- [Apply what you read]
A. From the text on Julie Lampe below, copy word for word the part that opens with the words containing "Norwegian actress (1870–1948)" and closes with "six feature films.".
B. Translate this sentence from the text on Julie Lampe into Spanish: "Julie Lampe made her debut in 1888 at the National Theater in Bergen and remained there until 1899."

═════ Given text

Norwegian actress (1870–1948)

Julie Lampe (a.k.a. Julie Christensen Lampe, July 13, 1870 – December 20, 1948) was a Norwegian actress.

==Career==
Julie Lampe made her debut in 1888 at the National Theater in Bergen and remained there until 1899. From 1901 to 1935, she was one of the leading actresses at the National Theatre in Oslo. Especially in classic comedies, she created unfailingly real characters such as Magdelone in Den sundesløse, Mette in Kjærlighet uten strømper, and Mor Aase in Peer Gynt. With warmth and a sense of reality, she also played tragic roles such as the nurse in August Strindberg's Fadren. She performed roles at the theater from 1900 to 1938, and she appeared in 165 productions during the period. She also appeared in six feature films.

══════════
═════ Supplied entries

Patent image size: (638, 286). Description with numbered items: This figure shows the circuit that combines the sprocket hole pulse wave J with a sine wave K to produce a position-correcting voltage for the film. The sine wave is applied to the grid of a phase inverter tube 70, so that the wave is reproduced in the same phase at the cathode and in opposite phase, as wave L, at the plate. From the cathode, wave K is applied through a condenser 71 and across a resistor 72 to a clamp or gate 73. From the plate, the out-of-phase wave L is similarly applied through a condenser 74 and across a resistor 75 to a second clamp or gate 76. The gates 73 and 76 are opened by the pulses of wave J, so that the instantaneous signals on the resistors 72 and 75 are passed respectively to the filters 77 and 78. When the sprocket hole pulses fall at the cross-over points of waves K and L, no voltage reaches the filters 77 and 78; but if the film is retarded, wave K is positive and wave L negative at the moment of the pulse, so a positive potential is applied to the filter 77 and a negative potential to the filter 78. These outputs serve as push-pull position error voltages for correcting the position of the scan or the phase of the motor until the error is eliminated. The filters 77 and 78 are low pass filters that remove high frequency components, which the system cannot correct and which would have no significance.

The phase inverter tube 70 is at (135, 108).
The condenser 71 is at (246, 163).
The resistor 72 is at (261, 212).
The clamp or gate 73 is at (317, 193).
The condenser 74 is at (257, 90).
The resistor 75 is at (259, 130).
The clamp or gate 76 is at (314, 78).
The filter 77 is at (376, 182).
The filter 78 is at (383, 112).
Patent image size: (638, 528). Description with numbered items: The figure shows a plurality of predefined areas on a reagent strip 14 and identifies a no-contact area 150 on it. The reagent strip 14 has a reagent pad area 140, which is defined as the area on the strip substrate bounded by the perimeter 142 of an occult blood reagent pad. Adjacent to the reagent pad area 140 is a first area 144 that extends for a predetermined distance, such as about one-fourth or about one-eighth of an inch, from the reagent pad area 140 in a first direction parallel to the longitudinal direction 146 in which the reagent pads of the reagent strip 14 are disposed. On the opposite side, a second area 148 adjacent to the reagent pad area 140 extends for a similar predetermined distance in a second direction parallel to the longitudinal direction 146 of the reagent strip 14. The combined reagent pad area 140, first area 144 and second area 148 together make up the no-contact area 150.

══════════

- [Responses by task]
A.
Norwegian actress (1870–1948)

Julie Lampe (a.k.a. Julie Christensen Lampe, July 13, 1870 – December 20, 1948) was a Norwegian actress.

==Career==
Julie Lampe made her debut in 1888 at the National Theater in Bergen and remained there until 1899. From 1901 to 1935, she was one of the leading actresses at the National Theatre in Oslo. Especially in classic comedies, she created unfailingly real characters such as Magdelone in Den sundesløse, Mette in Kjærlighet uten strømper, and Mor Aase in Peer Gynt. With warmth and a sense of reality, she also played tragic roles such as the nurse in August Strindberg's Fadren. She performed roles at the theater from 1900 to 1938, and she appeared in 165 productions during the period. She also appeared in six feature films.

B. Julie Lampe debutó en 1888 en el Teatro Nacional de Bergen y permaneció allí hasta 1899.